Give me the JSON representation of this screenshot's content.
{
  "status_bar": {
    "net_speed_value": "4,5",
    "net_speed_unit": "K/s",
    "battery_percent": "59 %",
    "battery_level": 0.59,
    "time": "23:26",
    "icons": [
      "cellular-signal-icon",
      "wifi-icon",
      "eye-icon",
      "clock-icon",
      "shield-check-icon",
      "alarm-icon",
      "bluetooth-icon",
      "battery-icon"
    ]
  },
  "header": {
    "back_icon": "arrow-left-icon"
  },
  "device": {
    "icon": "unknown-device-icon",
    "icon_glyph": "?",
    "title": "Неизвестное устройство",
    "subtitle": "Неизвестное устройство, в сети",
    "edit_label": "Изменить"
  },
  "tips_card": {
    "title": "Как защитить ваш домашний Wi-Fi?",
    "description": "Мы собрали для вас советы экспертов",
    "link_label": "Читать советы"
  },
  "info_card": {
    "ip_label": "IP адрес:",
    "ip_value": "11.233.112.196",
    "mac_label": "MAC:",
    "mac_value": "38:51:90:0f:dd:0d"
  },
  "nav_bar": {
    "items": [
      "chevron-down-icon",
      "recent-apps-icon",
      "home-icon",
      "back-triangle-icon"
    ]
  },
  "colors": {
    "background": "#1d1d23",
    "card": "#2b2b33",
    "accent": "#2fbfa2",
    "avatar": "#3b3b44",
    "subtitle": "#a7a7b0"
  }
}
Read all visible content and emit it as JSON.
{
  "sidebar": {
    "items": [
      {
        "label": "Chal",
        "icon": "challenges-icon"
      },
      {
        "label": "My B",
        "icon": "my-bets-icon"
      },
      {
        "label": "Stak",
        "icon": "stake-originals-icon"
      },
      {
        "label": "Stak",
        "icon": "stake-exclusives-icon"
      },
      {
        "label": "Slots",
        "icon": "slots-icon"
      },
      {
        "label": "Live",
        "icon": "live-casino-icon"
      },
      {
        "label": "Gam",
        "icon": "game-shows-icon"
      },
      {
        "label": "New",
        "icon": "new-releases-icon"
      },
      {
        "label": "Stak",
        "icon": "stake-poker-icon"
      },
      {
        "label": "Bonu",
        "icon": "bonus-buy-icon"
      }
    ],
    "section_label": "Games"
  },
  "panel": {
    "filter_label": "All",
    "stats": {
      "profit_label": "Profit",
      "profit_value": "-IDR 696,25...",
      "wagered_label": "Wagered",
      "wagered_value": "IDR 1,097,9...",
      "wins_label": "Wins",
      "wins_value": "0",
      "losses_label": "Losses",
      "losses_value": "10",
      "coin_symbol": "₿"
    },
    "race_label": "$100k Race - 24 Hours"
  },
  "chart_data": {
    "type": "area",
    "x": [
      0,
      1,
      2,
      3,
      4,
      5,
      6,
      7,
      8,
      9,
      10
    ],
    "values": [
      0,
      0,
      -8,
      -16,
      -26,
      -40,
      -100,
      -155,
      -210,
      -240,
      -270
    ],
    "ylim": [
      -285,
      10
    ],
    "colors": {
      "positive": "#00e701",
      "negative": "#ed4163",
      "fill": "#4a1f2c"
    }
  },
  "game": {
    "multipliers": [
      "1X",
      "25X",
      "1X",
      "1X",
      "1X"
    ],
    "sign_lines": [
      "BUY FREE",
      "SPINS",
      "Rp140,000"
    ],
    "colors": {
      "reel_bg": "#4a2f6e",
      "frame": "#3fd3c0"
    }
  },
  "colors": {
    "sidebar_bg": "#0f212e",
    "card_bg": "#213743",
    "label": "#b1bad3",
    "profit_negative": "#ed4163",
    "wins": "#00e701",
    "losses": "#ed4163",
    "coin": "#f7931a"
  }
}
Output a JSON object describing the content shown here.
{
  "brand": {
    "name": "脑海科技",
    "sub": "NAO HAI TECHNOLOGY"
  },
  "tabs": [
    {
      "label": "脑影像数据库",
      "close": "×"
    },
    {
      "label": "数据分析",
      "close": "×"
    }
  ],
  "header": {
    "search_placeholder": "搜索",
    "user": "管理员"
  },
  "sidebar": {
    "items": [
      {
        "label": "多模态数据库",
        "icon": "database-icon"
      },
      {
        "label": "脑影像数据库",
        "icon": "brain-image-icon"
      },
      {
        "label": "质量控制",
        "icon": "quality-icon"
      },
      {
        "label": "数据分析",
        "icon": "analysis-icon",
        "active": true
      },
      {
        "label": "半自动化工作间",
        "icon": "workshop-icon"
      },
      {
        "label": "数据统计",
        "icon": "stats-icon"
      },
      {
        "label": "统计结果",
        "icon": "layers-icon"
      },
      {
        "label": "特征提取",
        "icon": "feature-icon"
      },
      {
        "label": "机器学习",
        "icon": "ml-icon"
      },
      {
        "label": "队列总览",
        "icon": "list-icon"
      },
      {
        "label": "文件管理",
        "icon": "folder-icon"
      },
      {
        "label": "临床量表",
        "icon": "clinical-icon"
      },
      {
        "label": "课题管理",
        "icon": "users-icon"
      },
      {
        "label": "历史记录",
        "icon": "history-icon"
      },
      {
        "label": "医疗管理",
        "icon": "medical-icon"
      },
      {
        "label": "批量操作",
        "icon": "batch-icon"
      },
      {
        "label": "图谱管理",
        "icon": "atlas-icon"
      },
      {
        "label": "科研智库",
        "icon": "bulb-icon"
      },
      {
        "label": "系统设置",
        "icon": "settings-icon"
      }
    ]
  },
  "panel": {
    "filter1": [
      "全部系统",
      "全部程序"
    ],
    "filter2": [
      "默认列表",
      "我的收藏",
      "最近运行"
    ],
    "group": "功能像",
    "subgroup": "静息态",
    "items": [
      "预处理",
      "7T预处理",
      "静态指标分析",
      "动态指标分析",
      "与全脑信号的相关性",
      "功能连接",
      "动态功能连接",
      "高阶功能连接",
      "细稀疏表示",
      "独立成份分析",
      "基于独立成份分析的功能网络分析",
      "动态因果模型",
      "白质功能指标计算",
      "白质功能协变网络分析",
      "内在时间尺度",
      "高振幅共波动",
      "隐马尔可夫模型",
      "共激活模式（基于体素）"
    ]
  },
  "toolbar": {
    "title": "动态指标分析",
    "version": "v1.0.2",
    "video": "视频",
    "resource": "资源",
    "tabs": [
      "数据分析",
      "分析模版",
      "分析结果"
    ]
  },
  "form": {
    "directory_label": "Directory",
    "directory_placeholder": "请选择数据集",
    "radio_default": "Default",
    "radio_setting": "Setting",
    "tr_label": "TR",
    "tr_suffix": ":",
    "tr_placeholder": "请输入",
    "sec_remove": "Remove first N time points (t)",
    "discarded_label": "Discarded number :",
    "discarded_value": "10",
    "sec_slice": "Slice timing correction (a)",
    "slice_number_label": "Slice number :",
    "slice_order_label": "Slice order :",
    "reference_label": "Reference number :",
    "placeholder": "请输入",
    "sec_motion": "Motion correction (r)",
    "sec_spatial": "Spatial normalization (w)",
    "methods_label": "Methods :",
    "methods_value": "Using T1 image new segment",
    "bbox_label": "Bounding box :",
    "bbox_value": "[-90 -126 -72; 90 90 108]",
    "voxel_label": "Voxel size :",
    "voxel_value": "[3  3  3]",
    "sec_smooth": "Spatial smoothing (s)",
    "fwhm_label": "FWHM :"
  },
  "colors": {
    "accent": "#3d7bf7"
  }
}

What you have to do:
Return every line in the listing that contains the word "correction".

Finished answer:
    "sec_slice": "Slice timing correction (a)",
    "sec_motion": "Motion correction (r)",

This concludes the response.